[BEGIN Extracted material]

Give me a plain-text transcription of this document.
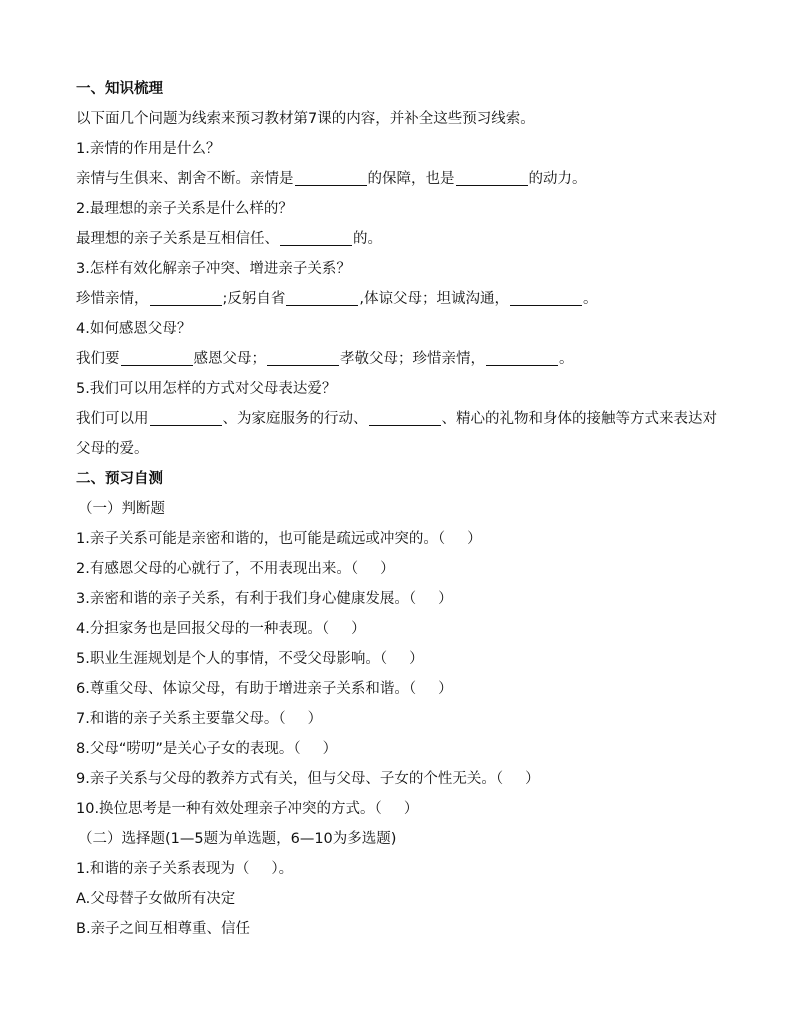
一、知识梳理
以下面几个问题为线索来预习教材第7课的内容，并补全这些预习线索。
1.亲情的作用是什么？
亲情与生俱来、割舍不断。亲情是	的保障，也是	的动力。
2.最理想的亲子关系是什么样的？
最理想的亲子关系是互相信任、	的。
3.怎样有效化解亲子冲突、增进亲子关系？
珍惜亲情，	;反躬自省	,体谅父母；坦诚沟通，	。
4.如何感恩父母？
我们要	感恩父母；	孝敬父母；珍惜亲情，	。
5.我们可以用怎样的方式对父母表达爱？
我们可以用	、为家庭服务的行动、	、精心的礼物和身体的接触等方式来表达对父母的爱。
二、预习自测
（一）判断题
1.亲子关系可能是亲密和谐的，也可能是疏远或冲突的。（ ）
2.有感恩父母的心就行了，不用表现出来。（ ）
3.亲密和谐的亲子关系，有利于我们身心健康发展。（ ）
4.分担家务也是回报父母的一种表现。（ ）
5.职业生涯规划是个人的事情，不受父母影响。（ ）
6.尊重父母、体谅父母，有助于增进亲子关系和谐。（ ）
7.和谐的亲子关系主要靠父母。（ ）
8.父母“唠叨”是关心子女的表现。（ ）
9.亲子关系与父母的教养方式有关，但与父母、子女的个性无关。（ ）
10.换位思考是一种有效处理亲子冲突的方式。（ ）
（二）选择题(1—5题为单选题，6—10为多选题)
1.和谐的亲子关系表现为（ ）。
A.父母替子女做所有决定
B.亲子之间互相尊重、信任
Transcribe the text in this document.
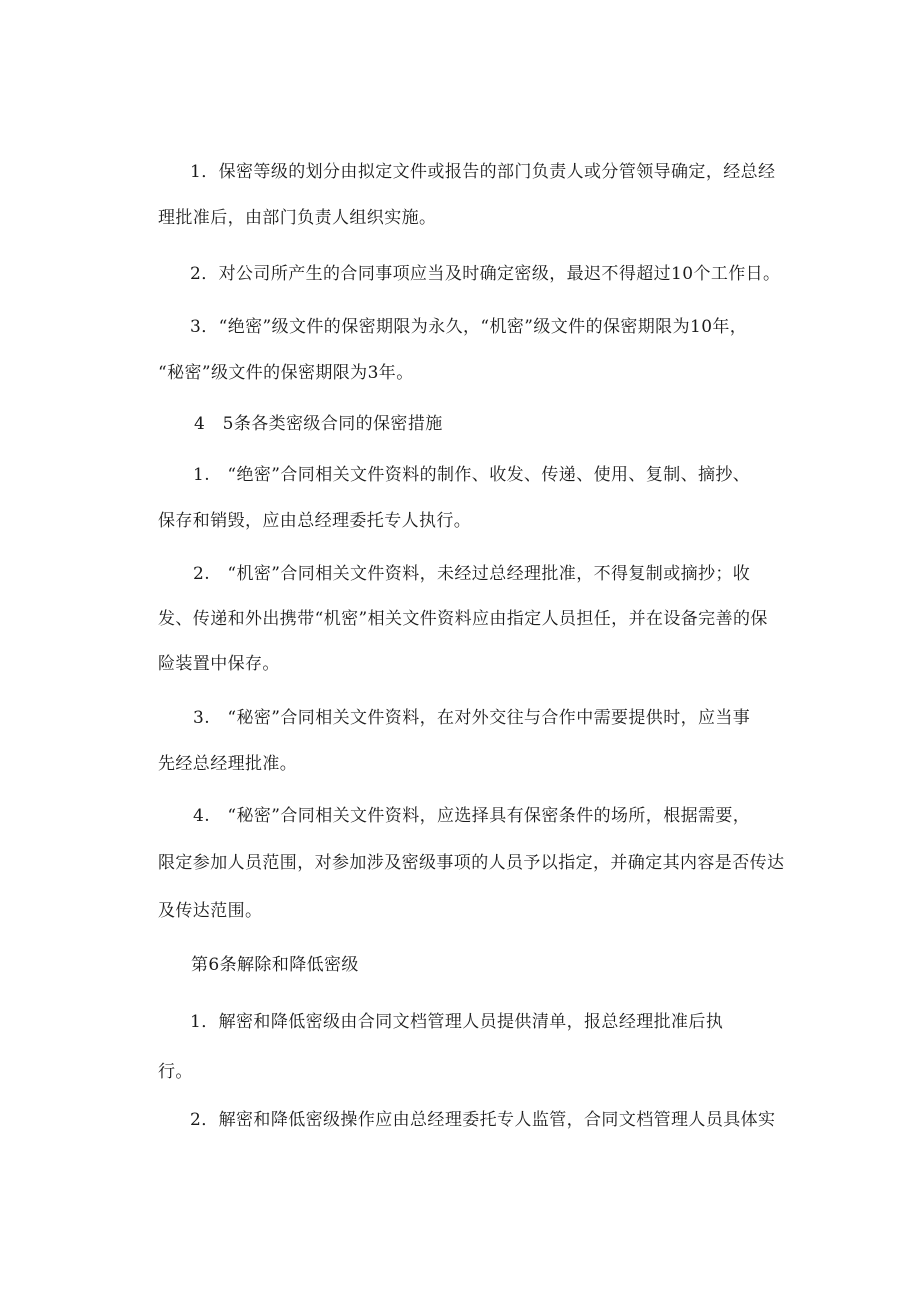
1．保密等级的划分由拟定文件或报告的部门负责人或分管领导确定，经总经
理批准后，由部门负责人组织实施。
2．对公司所产生的合同事项应当及时确定密级，最迟不得超过10个工作日。
3．“绝密”级文件的保密期限为永久，“机密”级文件的保密期限为10年，
“秘密”级文件的保密期限为3年。
4　5条各类密级合同的保密措施
1.　“绝密”合同相关文件资料的制作、收发、传递、使用、复制、摘抄、
保存和销毁，应由总经理委托专人执行。
2.　“机密”合同相关文件资料，未经过总经理批准，不得复制或摘抄；收
发、传递和外出携带“机密”相关文件资料应由指定人员担任，并在设备完善的保
险装置中保存。
3.　“秘密”合同相关文件资料，在对外交往与合作中需要提供时，应当事
先经总经理批准。
4.　“秘密”合同相关文件资料，应选择具有保密条件的场所，根据需要，
限定参加人员范围，对参加涉及密级事项的人员予以指定，并确定其内容是否传达
及传达范围。
第6条解除和降低密级
1．解密和降低密级由合同文档管理人员提供清单，报总经理批准后执
行。
2．解密和降低密级操作应由总经理委托专人监管，合同文档管理人员具体实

[END Extracted material]

Pick out the lines that have the word "珍惜亲情". Copy them all.

> Result below
珍惜亲情，	;反躬自省	,体谅父母；坦诚沟通，	。
我们要	感恩父母；	孝敬父母；珍惜亲情，	。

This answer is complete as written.